[begin Records to process]
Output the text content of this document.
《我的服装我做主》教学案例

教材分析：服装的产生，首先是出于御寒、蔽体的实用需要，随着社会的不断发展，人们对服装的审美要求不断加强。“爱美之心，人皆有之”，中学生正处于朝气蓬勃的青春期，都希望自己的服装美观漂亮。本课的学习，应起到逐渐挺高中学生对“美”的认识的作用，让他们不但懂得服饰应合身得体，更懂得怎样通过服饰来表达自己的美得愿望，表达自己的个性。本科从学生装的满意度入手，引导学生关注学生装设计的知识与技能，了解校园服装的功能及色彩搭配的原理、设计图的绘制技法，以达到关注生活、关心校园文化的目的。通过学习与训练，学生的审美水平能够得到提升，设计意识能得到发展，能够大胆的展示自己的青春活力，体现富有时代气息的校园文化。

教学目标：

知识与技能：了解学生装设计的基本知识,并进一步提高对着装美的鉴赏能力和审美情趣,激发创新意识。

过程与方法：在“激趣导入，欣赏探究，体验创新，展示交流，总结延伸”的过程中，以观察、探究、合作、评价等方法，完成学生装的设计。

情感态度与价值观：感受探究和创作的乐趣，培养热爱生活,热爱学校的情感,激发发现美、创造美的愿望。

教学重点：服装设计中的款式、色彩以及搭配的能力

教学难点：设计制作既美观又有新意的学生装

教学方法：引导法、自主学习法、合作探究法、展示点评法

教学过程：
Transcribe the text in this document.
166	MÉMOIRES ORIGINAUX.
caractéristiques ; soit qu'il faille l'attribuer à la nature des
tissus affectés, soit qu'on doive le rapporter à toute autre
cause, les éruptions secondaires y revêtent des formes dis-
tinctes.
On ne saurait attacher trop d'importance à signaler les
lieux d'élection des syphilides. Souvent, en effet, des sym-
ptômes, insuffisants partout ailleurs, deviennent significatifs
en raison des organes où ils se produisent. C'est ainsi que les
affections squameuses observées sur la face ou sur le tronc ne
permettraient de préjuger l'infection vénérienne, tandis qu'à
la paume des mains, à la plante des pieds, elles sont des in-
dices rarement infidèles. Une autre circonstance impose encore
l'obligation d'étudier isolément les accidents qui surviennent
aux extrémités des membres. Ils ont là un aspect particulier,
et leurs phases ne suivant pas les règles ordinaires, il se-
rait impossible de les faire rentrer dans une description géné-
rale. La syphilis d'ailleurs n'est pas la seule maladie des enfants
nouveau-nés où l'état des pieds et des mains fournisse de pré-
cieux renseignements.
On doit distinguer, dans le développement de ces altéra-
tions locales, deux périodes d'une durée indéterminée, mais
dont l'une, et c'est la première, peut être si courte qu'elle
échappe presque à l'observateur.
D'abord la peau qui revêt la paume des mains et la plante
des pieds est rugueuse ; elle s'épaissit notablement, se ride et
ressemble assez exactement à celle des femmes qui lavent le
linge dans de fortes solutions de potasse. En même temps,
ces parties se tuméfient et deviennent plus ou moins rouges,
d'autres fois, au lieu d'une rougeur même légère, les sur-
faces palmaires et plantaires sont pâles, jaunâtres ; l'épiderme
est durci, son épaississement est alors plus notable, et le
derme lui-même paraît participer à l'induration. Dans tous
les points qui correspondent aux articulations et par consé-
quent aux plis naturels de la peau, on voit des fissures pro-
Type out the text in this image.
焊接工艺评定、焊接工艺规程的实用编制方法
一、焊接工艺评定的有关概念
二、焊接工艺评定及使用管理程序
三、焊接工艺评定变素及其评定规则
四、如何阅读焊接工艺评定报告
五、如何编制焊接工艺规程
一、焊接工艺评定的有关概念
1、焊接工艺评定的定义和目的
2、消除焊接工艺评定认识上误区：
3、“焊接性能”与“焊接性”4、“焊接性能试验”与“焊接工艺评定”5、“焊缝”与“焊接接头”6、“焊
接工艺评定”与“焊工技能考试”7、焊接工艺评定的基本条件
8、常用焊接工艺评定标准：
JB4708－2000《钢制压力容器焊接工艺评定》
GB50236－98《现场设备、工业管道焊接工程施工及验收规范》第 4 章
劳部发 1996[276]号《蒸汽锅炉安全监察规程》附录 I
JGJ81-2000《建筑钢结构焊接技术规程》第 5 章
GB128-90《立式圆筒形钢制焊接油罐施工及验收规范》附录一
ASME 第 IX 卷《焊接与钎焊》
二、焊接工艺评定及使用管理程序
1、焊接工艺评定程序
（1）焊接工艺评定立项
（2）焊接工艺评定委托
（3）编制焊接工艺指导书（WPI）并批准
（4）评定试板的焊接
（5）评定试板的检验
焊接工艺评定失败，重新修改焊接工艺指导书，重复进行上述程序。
[end Records to process]
## [Work to complete]
Reproduce every record above exactly as it appears.

## [Solution for this exercise]
Output the text content of this document.
《我的服装我做主》教学案例

教材分析：服装的产生，首先是出于御寒、蔽体的实用需要，随着社会的不断发展，人们对服装的审美要求不断加强。“爱美之心，人皆有之”，中学生正处于朝气蓬勃的青春期，都希望自己的服装美观漂亮。本课的学习，应起到逐渐挺高中学生对“美”的认识的作用，让他们不但懂得服饰应合身得体，更懂得怎样通过服饰来表达自己的美得愿望，表达自己的个性。本科从学生装的满意度入手，引导学生关注学生装设计的知识与技能，了解校园服装的功能及色彩搭配的原理、设计图的绘制技法，以达到关注生活、关心校园文化的目的。通过学习与训练，学生的审美水平能够得到提升，设计意识能得到发展，能够大胆的展示自己的青春活力，体现富有时代气息的校园文化。

教学目标：

知识与技能：了解学生装设计的基本知识,并进一步提高对着装美的鉴赏能力和审美情趣,激发创新意识。

过程与方法：在“激趣导入，欣赏探究，体验创新，展示交流，总结延伸”的过程中，以观察、探究、合作、评价等方法，完成学生装的设计。

情感态度与价值观：感受探究和创作的乐趣，培养热爱生活,热爱学校的情感,激发发现美、创造美的愿望。

教学重点：服装设计中的款式、色彩以及搭配的能力

教学难点：设计制作既美观又有新意的学生装

教学方法：引导法、自主学习法、合作探究法、展示点评法

教学过程：
Transcribe the text in this document.
166	MÉMOIRES ORIGINAUX.
caractéristiques ; soit qu'il faille l'attribuer à la nature des
tissus affectés, soit qu'on doive le rapporter à toute autre
cause, les éruptions secondaires y revêtent des formes dis-
tinctes.
On ne saurait attacher trop d'importance à signaler les
lieux d'élection des syphilides. Souvent, en effet, des sym-
ptômes, insuffisants partout ailleurs, deviennent significatifs
en raison des organes où ils se produisent. C'est ainsi que les
affections squameuses observées sur la face ou sur le tronc ne
permettraient de préjuger l'infection vénérienne, tandis qu'à
la paume des mains, à la plante des pieds, elles sont des in-
dices rarement infidèles. Une autre circonstance impose encore
l'obligation d'étudier isolément les accidents qui surviennent
aux extrémités des membres. Ils ont là un aspect particulier,
et leurs phases ne suivant pas les règles ordinaires, il se-
rait impossible de les faire rentrer dans une description géné-
rale. La syphilis d'ailleurs n'est pas la seule maladie des enfants
nouveau-nés où l'état des pieds et des mains fournisse de pré-
cieux renseignements.
On doit distinguer, dans le développement de ces altéra-
tions locales, deux périodes d'une durée indéterminée, mais
dont l'une, et c'est la première, peut être si courte qu'elle
échappe presque à l'observateur.
D'abord la peau qui revêt la paume des mains et la plante
des pieds est rugueuse ; elle s'épaissit notablement, se ride et
ressemble assez exactement à celle des femmes qui lavent le
linge dans de fortes solutions de potasse. En même temps,
ces parties se tuméfient et deviennent plus ou moins rouges,
d'autres fois, au lieu d'une rougeur même légère, les sur-
faces palmaires et plantaires sont pâles, jaunâtres ; l'épiderme
est durci, son épaississement est alors plus notable, et le
derme lui-même paraît participer à l'induration. Dans tous
les points qui correspondent aux articulations et par consé-
quent aux plis naturels de la peau, on voit des fissures pro-
Type out the text in this image.
焊接工艺评定、焊接工艺规程的实用编制方法
一、焊接工艺评定的有关概念
二、焊接工艺评定及使用管理程序
三、焊接工艺评定变素及其评定规则
四、如何阅读焊接工艺评定报告
五、如何编制焊接工艺规程
一、焊接工艺评定的有关概念
1、焊接工艺评定的定义和目的
2、消除焊接工艺评定认识上误区：
3、“焊接性能”与“焊接性”4、“焊接性能试验”与“焊接工艺评定”5、“焊缝”与“焊接接头”6、“焊
接工艺评定”与“焊工技能考试”7、焊接工艺评定的基本条件
8、常用焊接工艺评定标准：
JB4708－2000《钢制压力容器焊接工艺评定》
GB50236－98《现场设备、工业管道焊接工程施工及验收规范》第 4 章
劳部发 1996[276]号《蒸汽锅炉安全监察规程》附录 I
JGJ81-2000《建筑钢结构焊接技术规程》第 5 章
GB128-90《立式圆筒形钢制焊接油罐施工及验收规范》附录一
ASME 第 IX 卷《焊接与钎焊》
二、焊接工艺评定及使用管理程序
1、焊接工艺评定程序
（1）焊接工艺评定立项
（2）焊接工艺评定委托
（3）编制焊接工艺指导书（WPI）并批准
（4）评定试板的焊接
（5）评定试板的检验
焊接工艺评定失败，重新修改焊接工艺指导书，重复进行上述程序。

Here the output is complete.